[Source data]
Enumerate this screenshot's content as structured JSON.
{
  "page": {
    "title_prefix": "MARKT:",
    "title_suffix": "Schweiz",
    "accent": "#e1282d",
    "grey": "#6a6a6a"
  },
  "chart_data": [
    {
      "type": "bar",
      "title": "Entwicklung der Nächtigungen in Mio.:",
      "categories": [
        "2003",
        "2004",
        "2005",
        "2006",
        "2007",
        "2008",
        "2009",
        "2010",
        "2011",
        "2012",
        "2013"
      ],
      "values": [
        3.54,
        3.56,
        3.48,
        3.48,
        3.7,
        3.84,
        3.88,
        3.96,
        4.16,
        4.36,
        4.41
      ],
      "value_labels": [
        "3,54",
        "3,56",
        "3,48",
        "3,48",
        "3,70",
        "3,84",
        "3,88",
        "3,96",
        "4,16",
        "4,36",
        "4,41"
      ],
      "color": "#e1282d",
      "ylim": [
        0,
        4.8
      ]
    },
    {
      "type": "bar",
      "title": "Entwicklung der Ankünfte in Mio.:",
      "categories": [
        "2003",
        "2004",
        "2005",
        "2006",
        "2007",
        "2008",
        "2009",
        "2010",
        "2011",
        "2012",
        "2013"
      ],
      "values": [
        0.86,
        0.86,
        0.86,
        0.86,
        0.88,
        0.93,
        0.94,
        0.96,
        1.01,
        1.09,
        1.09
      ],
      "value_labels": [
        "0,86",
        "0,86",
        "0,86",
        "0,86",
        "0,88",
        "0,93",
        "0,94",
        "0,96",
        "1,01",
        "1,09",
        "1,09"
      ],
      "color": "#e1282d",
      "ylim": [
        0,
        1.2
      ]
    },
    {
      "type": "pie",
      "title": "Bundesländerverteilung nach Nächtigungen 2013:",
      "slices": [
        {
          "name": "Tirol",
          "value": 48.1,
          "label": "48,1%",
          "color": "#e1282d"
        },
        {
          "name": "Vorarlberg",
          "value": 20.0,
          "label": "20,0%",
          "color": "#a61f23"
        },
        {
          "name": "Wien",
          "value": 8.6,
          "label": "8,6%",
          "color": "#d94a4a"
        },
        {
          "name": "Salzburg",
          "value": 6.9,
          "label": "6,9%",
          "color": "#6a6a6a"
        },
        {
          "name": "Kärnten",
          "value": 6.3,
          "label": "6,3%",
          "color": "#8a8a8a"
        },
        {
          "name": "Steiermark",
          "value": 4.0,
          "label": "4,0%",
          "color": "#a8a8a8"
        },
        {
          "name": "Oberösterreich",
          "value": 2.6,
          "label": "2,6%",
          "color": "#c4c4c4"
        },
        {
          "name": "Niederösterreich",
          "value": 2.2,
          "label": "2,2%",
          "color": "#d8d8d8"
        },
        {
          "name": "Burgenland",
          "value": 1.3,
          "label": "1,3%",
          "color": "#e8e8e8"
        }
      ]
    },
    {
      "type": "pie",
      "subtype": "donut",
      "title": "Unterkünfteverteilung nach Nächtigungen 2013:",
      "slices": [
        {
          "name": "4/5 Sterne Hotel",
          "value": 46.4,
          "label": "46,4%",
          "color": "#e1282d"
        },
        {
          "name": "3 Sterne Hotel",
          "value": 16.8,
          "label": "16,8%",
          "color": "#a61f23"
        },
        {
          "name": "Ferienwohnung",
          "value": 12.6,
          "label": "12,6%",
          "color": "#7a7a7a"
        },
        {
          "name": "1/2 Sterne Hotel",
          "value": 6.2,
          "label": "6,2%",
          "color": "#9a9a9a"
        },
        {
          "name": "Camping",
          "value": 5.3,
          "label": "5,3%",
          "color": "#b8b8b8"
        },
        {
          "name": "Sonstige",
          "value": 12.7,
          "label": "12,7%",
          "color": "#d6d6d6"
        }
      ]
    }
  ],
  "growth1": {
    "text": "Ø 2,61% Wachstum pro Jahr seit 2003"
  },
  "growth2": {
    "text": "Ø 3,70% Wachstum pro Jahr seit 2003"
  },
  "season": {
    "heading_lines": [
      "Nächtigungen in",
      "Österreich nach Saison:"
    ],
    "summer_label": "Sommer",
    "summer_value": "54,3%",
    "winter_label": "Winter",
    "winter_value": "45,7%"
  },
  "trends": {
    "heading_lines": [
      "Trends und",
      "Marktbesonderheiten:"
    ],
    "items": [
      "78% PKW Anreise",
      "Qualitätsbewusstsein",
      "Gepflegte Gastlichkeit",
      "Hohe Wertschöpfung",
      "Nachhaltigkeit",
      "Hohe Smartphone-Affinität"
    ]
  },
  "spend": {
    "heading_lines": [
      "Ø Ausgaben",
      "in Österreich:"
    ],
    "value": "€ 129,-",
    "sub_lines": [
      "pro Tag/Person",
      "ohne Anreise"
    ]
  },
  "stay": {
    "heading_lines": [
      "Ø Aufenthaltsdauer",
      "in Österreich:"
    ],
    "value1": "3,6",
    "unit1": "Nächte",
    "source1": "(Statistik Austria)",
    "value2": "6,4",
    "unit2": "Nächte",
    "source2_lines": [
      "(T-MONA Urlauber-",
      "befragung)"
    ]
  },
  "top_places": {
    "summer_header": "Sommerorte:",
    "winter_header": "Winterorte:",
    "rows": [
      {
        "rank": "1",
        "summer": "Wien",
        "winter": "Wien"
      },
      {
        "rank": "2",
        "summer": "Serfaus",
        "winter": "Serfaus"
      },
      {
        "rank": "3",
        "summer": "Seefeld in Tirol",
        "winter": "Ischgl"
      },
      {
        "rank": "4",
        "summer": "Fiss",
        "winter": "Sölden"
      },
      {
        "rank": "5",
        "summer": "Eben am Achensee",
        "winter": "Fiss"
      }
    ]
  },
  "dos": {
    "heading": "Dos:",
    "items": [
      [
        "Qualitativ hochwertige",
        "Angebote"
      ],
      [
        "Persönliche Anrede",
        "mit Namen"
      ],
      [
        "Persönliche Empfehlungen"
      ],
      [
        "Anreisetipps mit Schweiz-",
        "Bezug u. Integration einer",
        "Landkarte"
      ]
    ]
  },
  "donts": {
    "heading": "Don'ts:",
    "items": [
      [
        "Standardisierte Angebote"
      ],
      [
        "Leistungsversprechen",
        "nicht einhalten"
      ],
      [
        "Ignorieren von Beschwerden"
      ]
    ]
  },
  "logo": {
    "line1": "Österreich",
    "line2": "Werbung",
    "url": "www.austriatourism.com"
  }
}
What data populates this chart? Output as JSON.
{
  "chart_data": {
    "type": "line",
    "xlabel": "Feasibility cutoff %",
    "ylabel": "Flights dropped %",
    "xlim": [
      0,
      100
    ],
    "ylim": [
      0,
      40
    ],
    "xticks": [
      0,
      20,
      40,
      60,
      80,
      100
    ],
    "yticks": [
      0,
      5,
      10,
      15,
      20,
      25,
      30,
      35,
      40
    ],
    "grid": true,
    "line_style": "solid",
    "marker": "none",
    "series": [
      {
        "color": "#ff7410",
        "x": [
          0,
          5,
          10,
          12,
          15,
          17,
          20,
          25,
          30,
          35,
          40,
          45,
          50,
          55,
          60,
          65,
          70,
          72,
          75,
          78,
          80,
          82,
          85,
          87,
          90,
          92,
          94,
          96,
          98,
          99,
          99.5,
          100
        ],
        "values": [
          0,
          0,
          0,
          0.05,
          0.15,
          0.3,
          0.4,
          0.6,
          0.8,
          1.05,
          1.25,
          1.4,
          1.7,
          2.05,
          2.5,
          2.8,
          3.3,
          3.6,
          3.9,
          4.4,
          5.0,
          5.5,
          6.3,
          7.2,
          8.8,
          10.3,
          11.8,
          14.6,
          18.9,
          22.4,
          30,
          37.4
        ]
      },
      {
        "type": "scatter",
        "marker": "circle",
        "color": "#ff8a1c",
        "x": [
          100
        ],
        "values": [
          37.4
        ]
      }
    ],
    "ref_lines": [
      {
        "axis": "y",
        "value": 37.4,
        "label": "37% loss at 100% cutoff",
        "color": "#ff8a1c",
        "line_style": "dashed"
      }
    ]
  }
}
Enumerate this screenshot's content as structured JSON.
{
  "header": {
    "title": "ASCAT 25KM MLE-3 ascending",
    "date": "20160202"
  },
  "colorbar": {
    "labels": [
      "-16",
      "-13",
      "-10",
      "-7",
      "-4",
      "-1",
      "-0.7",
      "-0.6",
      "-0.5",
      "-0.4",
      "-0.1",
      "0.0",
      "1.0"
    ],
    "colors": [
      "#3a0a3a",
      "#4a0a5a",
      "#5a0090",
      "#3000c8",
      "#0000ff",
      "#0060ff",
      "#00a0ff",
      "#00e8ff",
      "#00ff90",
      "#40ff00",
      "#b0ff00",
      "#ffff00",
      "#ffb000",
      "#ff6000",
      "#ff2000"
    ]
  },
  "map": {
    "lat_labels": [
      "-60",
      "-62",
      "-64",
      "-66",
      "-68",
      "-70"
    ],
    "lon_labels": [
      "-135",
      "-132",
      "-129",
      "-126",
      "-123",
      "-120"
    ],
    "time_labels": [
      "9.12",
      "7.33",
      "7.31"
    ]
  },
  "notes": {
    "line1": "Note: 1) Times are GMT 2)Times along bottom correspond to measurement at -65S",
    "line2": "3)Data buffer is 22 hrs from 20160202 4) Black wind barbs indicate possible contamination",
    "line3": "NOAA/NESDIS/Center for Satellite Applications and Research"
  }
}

#### EXERCISE DESCRIPTION
Examine the records and pull out every line where the string "Jahr" occurs.

#### REPLY
    "text": "Ø 2,61% Wachstum pro Jahr seit 2003"
    "text": "Ø 3,70% Wachstum pro Jahr seit 2003"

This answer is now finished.